Excerpted passage:
>>>

Overcome with rage and grief, she begs Boarst to cook Michael's body, and he eventually complies. Together with all the people that Spica wronged throughout the film, Georgina confronts her husband finally at the restaurant and forces him at gunpoint to eat a mouthful of Michael's cooked body. Spica obeys, gagging. Georgina then shoots him in the head, calling him a cannibal.

Cast 

 Richard Bohringer as Richard Boarst, "The Cook": The head chef of "Le Hollandais". He resents Albert Spica, who has taken control of the restaurant.
 Michael Gambon as Albert Spica, "The Thief": A violent gangster and owner of "Le Hollandais", with pretensions of being a gourmet, but his coarse and violent behavior wreaks destruction on everyone around him.
 Helen Mirren as Georgina Spica, "The Wife": The sophisticated and battered wife of Albert Spica, from whom she has unsuccessfully tried to escape.
 Alan Howard as Michael, "The Lover": An erudite bookshop owner who dines at "Le Hollandais" every night while reading a book. He carries on a doomed affair with Georgina.
 Tim Roth as Mitchel, a dim-witted goon in Spica's gang.
 Ciarán Hinds as Cory, a pony-tailed pimp who is ejected from Spica's gang after he protests Spica's brutal treatment of his girls.
 Gary Olsen as Spangler, a brutal member of Spica's gang.
 Ewan Stewart as Harris, a less brutal member of Spica's gang.
 Roger Ashton-Griffiths as Turpin, the bespectacled book-keeper in Spica's gang.
 Liz Smith as Grace, Spica's mother, somnolent and no more suited to the enjoyment of fine dining than her son.
 Ian Dury as Terry Fitch, in a rare acting appearance, as a rival gangster.
 Diane Langton as May Fitch, Terry's wife.
 Paul Russell as Pup, a kitchen boy who brings food to Georgina and Michael while they are in hiding at Michael's bookshop. He is a boy soprano who sings while washing dishes.
 Emer Gillespie as Patricia, one of Cory's luckless girls who tell Spica about his wife's affair.
 Ron Cook as Mews, a bespectacled member of Spica's gang.
 Alex Kingston as Adele, a red-dressed waitress at the restaurant.
 Roger Lloyd-Pack as Geoff, a fellow gangster and diner.
 Bob Goody as Starkie, a member of Spica's gang.

Production

Writing 
Peter Greenaway has said that the Jacobean play 'Tis Pity She's a Whore provided him with the main template for his screenplay.

Music 
Michael Nyman's score prominently incorporated his 1985 composition Memorial.

Design 
Jean-Paul Gaultier designed the costumes. Italian chef Giorgio Locatelli prepared the food, used as props.

<<<

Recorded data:
>>>

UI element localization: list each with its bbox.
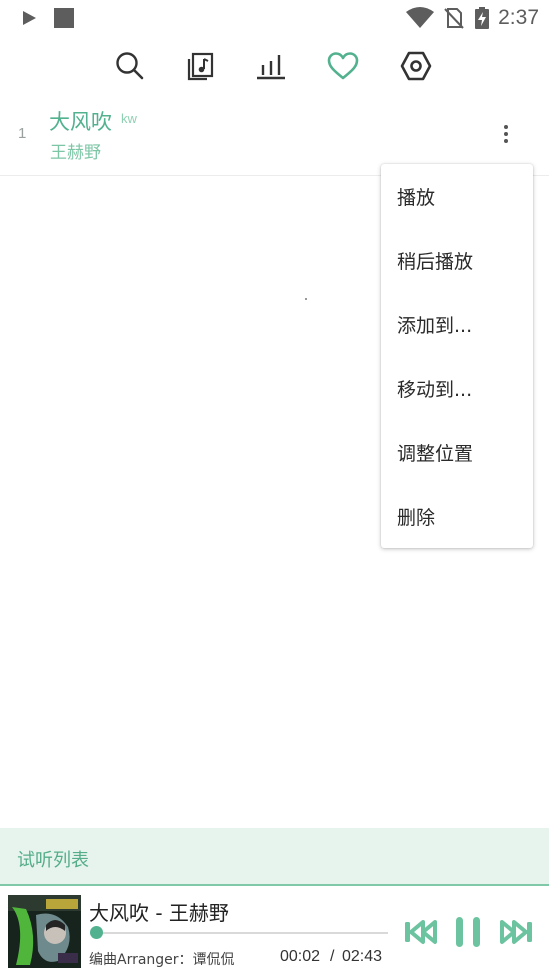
playlist-title: 试听列表 [17, 850, 89, 871]
favorites-button[interactable] [321, 44, 365, 88]
current-time: 00:02 [280, 948, 321, 965]
menu-item-play[interactable]: 播放 [381, 164, 533, 228]
pause-button[interactable] [452, 914, 484, 950]
more-options-button[interactable] [494, 120, 518, 148]
album-art-image [8, 895, 81, 968]
stray-dot [305, 298, 307, 300]
playlist-header[interactable]: 试听列表 [0, 828, 549, 886]
menu-item-reorder[interactable]: 调整位置 [381, 420, 533, 484]
music-library-icon [187, 52, 214, 81]
menu-item-add-to[interactable]: 添加到... [381, 292, 533, 356]
no-sim-icon [444, 8, 464, 29]
now-playing-title: 大风吹 - 王赫野 [89, 901, 229, 925]
next-icon [500, 920, 532, 944]
time-separator: / [330, 948, 335, 965]
play-icon [23, 11, 36, 25]
menu-item-delete[interactable]: 删除 [381, 484, 533, 548]
top-toolbar [0, 44, 549, 88]
album-cover[interactable] [8, 895, 81, 968]
next-button[interactable] [498, 914, 536, 950]
pause-icon [456, 917, 480, 947]
previous-icon [405, 920, 437, 944]
menu-item-move-to[interactable]: 移动到... [381, 356, 533, 420]
music-library-button[interactable] [178, 44, 222, 88]
song-title: 大风吹 [49, 110, 112, 134]
menu-item-play-later[interactable]: 稍后播放 [381, 228, 533, 292]
song-artist: 王赫野 [50, 143, 101, 163]
previous-button[interactable] [401, 914, 439, 950]
more-vert-icon [504, 125, 508, 129]
progress-bar[interactable] [92, 932, 388, 934]
settings-icon [400, 51, 432, 81]
wifi-icon [406, 7, 435, 28]
context-menu: 播放 稍后播放 添加到... 移动到... 调整位置 删除 [381, 164, 533, 548]
charts-button[interactable] [249, 44, 293, 88]
song-index: 1 [18, 125, 27, 142]
search-button[interactable] [108, 44, 152, 88]
song-source-badge: kw [121, 111, 137, 126]
settings-button[interactable] [394, 44, 438, 88]
status-bar: 2:37 [0, 0, 549, 36]
stop-icon [54, 8, 74, 28]
lyric-line: 编曲Arranger：谭侃侃 [89, 952, 235, 968]
battery-charging-icon [475, 7, 490, 29]
player-bar: 大风吹 - 王赫野 编曲Arranger：谭侃侃 00:02 / 02:43 [0, 888, 549, 976]
search-icon [116, 52, 144, 80]
total-time: 02:43 [342, 948, 383, 965]
chart-icon [257, 55, 285, 80]
status-time: 2:37 [498, 6, 539, 29]
progress-thumb[interactable] [89, 926, 103, 939]
heart-icon [327, 52, 359, 80]
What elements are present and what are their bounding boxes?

<<<

What to work on:
1/ In the film article, who prepared the food used as props?
2/ Pick up the film article after its final sentence and keep writing it.
The data here was taken from a different source than the film article.

Responses to the tasks:
1/ Italian chef Giorgio Locatelli.

2/
Release

Box office 
The film debuted at the 1989 Toronto International Film Festival and was released on 13 October 1989 in London on two screens. It grossed over $500,000 in London. During its opening week in Paris it grossed $158,500.

It earned £640,213 in the UK.
Miramax acquired the rights for $500,000, and released the film in New York on 6 April 1990. It was Greenaway's first film to be released fully in the US since The Draughtsman's Contract in 1982. It grossed $7.7 million in the US.

Versions 
The film's original running time was 124 minutes. Due to the content, the MPAA gave Miramax a choice of either an X rating or go unrated (adults only) for theatrical release. Unrated was chosen in light of the X rating being more associated with pornographic films. Two versions of the film were released on VHS in the 1990s. One was an R-rated cut running 95 minutes (mainly for large video store chains); the other was the original version.

Critical reception 
The film received generally positive reviews from critics. On Rotten Tomatoes, it holds an 86% rating based on 49 reviews, with an average rating of 7.60/10. The site's consensus states: "This romantic crime drama may not be to everyone's taste, but The Cook, the Thief, His Wife & Her Lover is an audacious, powerful film." The film received a score of 62 on Metacritic based on reviews from 23 critics, indicating "generally favorable reviews". 
Roger Ebert of the Chicago Sun-Times gave the film four out of four stars, noting that the film's raw emotion and violent interpersonal conflict was a departure from Greenaway's typically cerebral and intellectual films.

Soundtrack 

The Cook, the Thief, His Wife & Her Lover is the twelfth album release by Michael Nyman and the ninth to feature the Michael Nyman Band. The album includes the first commercially released recording of Nyman's composition "Memorial".

There is some music not included on the soundtrack album: the love theme for Michael and Georgina, which is "Fish Beach" from Drowning by Numbers, the song performed as a show in the restaurant, sung by actress and singer Flavia Brilli, or a doubly pulsed variation of "Memorial" that occurs about halfway through the film. Edits of "Memorial" appear throughout the film, with the entire twelve-minute movement accompanying the final scene and end credits, but one variation is uniquely created for the film.

References to Flemish Baroque painting 

The filming is inspired by Flemish Baroque painting as Peter Paul Rubens or Anthony van Dyck. The Banquet of the Officers of the St George Militia Company in 1616, a painting by Frans Hals, appears on the restaurant wall.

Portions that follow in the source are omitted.